__Set exercise__:
Using the data below, copy each line that includes the word "legend".
★ ★ ★ ★
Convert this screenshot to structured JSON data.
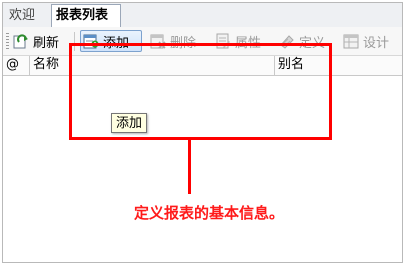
{
  "tabs": [
    {
      "label": "欢迎",
      "active": false
    },
    {
      "label": "报表列表",
      "active": true
    }
  ],
  "toolbar": {
    "refresh": {
      "label": "刷新",
      "icon": "refresh-icon",
      "enabled": true
    },
    "add": {
      "label": "添加",
      "icon": "add-report-icon",
      "enabled": true,
      "hovered": true
    },
    "delete": {
      "label": "删除",
      "icon": "delete-report-icon",
      "enabled": false
    },
    "properties": {
      "label": "属性",
      "icon": "properties-icon",
      "enabled": false
    },
    "define": {
      "label": "定义",
      "icon": "define-icon",
      "enabled": false
    },
    "design": {
      "label": "设计",
      "icon": "design-icon",
      "enabled": false
    }
  },
  "table": {
    "columns": [
      "@",
      "名称",
      "别名"
    ],
    "rows": []
  },
  "tooltip": {
    "text": "添加"
  },
  "annotation": {
    "text": "定义报表的基本信息。",
    "color": "#ff0000"
  }
}
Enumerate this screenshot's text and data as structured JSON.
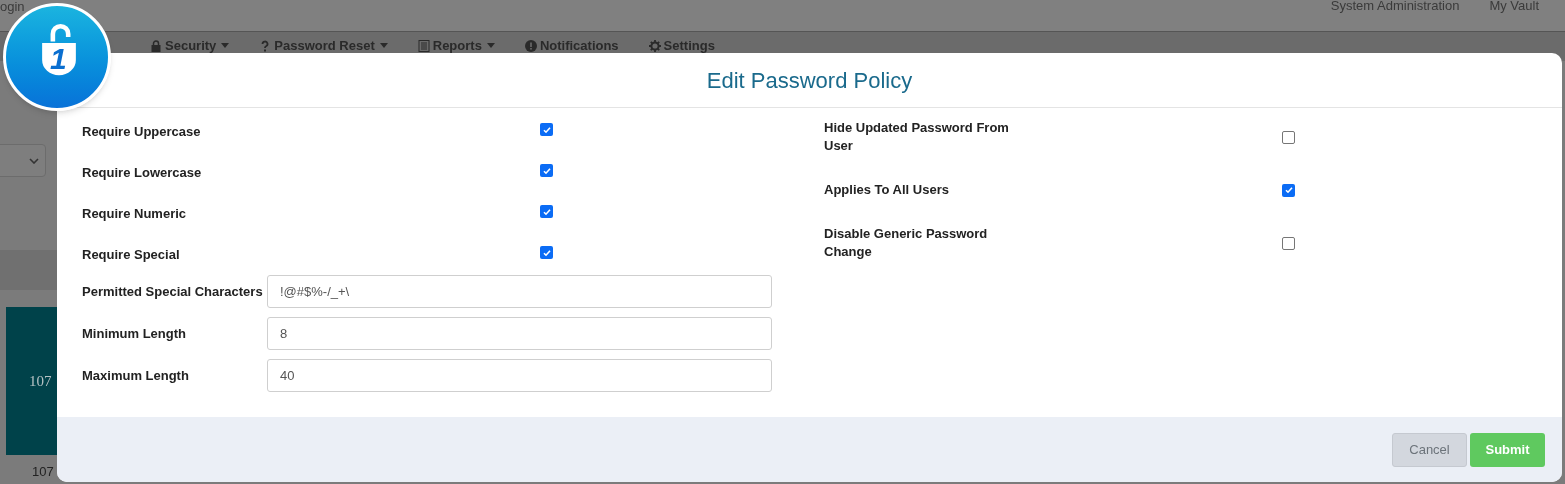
{
  "background": {
    "top_bar": {
      "left_text": "ogin",
      "links": [
        "System Administration",
        "My Vault"
      ]
    },
    "nav": [
      {
        "label": "Security",
        "kind": "lock",
        "dropdown": true
      },
      {
        "label": "Password Reset",
        "kind": "question",
        "dropdown": true
      },
      {
        "label": "Reports",
        "kind": "list",
        "dropdown": true
      },
      {
        "label": "Notifications",
        "kind": "alert",
        "dropdown": false
      },
      {
        "label": "Settings",
        "kind": "gear",
        "dropdown": false
      }
    ],
    "tile_value": "107",
    "tile_caption": "107"
  },
  "logo": {
    "text": "1"
  },
  "dialog": {
    "title": "Edit Password Policy",
    "left_checks": [
      {
        "label": "Require Uppercase",
        "checked": true
      },
      {
        "label": "Require Lowercase",
        "checked": true
      },
      {
        "label": "Require Numeric",
        "checked": true
      },
      {
        "label": "Require Special",
        "checked": true
      }
    ],
    "fields": [
      {
        "label": "Permitted Special Characters",
        "value": "!@#$%-/_+\\"
      },
      {
        "label": "Minimum Length",
        "value": "8"
      },
      {
        "label": "Maximum Length",
        "value": "40"
      }
    ],
    "right_checks": [
      {
        "label": "Hide Updated Password From User",
        "checked": false
      },
      {
        "label": "Applies To All Users",
        "checked": true
      },
      {
        "label": "Disable Generic Password Change",
        "checked": false
      }
    ],
    "buttons": [
      {
        "label": "Cancel",
        "kind": "secondary"
      },
      {
        "label": "Submit",
        "kind": "primary"
      }
    ]
  }
}
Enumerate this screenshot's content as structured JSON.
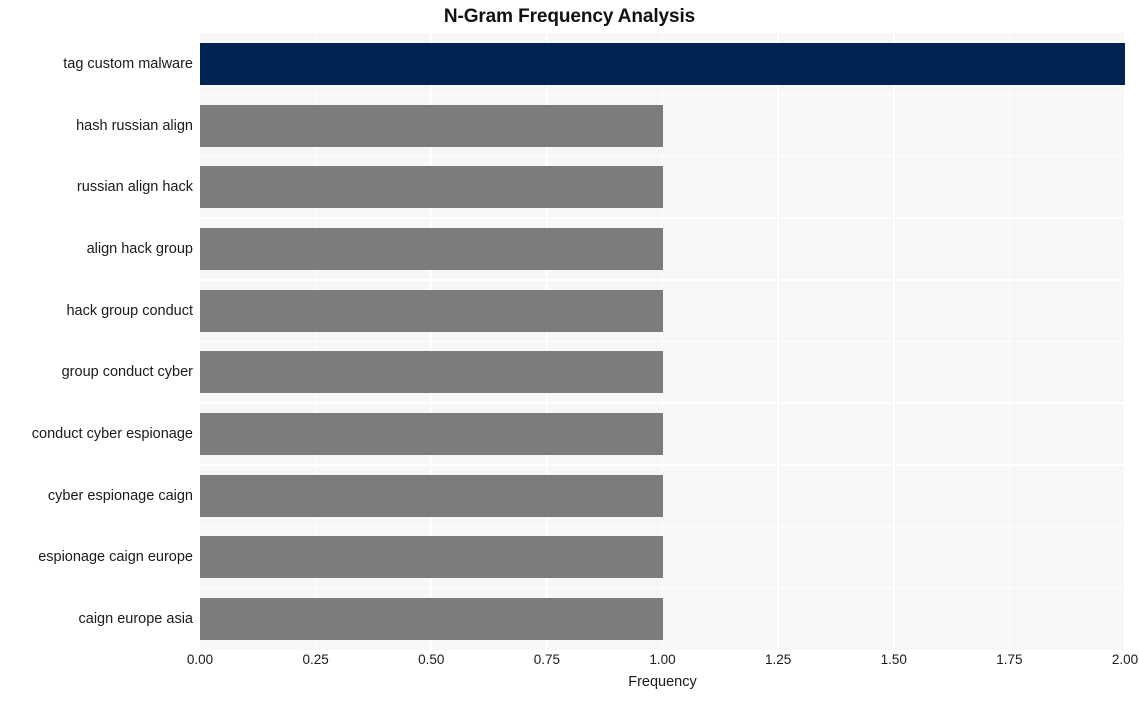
{
  "chart_data": {
    "type": "bar",
    "orientation": "horizontal",
    "title": "N-Gram Frequency Analysis",
    "xlabel": "Frequency",
    "ylabel": "",
    "categories": [
      "tag custom malware",
      "hash russian align",
      "russian align hack",
      "align hack group",
      "hack group conduct",
      "group conduct cyber",
      "conduct cyber espionage",
      "cyber espionage caign",
      "espionage caign europe",
      "caign europe asia"
    ],
    "values": [
      2,
      1,
      1,
      1,
      1,
      1,
      1,
      1,
      1,
      1
    ],
    "xlim": [
      0,
      2
    ],
    "xticks": [
      0,
      0.25,
      0.5,
      0.75,
      1,
      1.25,
      1.5,
      1.75,
      2
    ],
    "xtick_labels": [
      "0.00",
      "0.25",
      "0.50",
      "0.75",
      "1.00",
      "1.25",
      "1.50",
      "1.75",
      "2.00"
    ],
    "grid": true,
    "legend": null,
    "bar_colors": [
      "#002352",
      "#7c7c7a",
      "#7c7c7a",
      "#7c7c7a",
      "#7c7c7a",
      "#7c7c7a",
      "#7c7c7a",
      "#7c7c7a",
      "#7c7c7a",
      "#7c7c7a"
    ],
    "highlight_color": "#002352",
    "default_color": "#7c7c7a",
    "plot_background": "#f7f7f7",
    "grid_color": "#ffffff",
    "figure_background": "#ffffff"
  }
}
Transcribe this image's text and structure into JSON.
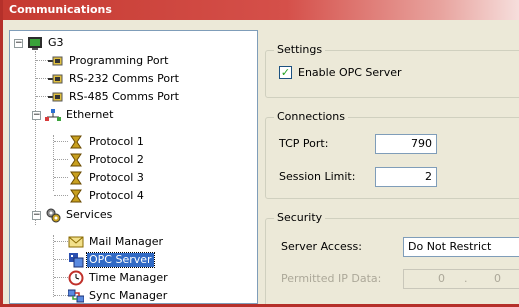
{
  "window": {
    "title": "Communications"
  },
  "tree": {
    "root": "G3",
    "programming_port": "Programming Port",
    "rs232": "RS-232 Comms Port",
    "rs485": "RS-485 Comms Port",
    "ethernet": "Ethernet",
    "protocol1": "Protocol 1",
    "protocol2": "Protocol 2",
    "protocol3": "Protocol 3",
    "protocol4": "Protocol 4",
    "services": "Services",
    "mail_manager": "Mail Manager",
    "opc_server": "OPC Server",
    "time_manager": "Time Manager",
    "sync_manager": "Sync Manager",
    "selected": "OPC Server"
  },
  "settings": {
    "legend": "Settings",
    "enable_opc_label": "Enable OPC Server",
    "enable_opc_checked": true,
    "check_mark": "✓"
  },
  "connections": {
    "legend": "Connections",
    "tcp_port_label": "TCP Port:",
    "tcp_port_value": "790",
    "session_limit_label": "Session Limit:",
    "session_limit_value": "2"
  },
  "security": {
    "legend": "Security",
    "server_access_label": "Server Access:",
    "server_access_value": "Do Not Restrict",
    "permitted_ip_label": "Permitted IP Data:",
    "ip_octet1": "0",
    "ip_octet2": "0",
    "ip_dot": "."
  },
  "colors": {
    "titlebar": "#c53a31",
    "selection": "#316ac5",
    "panel": "#ece9d8"
  }
}
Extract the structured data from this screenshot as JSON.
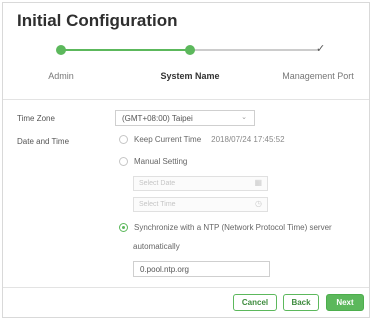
★ ★ ★ ★
__The output__:
    "legend": null,
    "legend": "Settings",
    "legend": "Connections",
    "legend": "Security",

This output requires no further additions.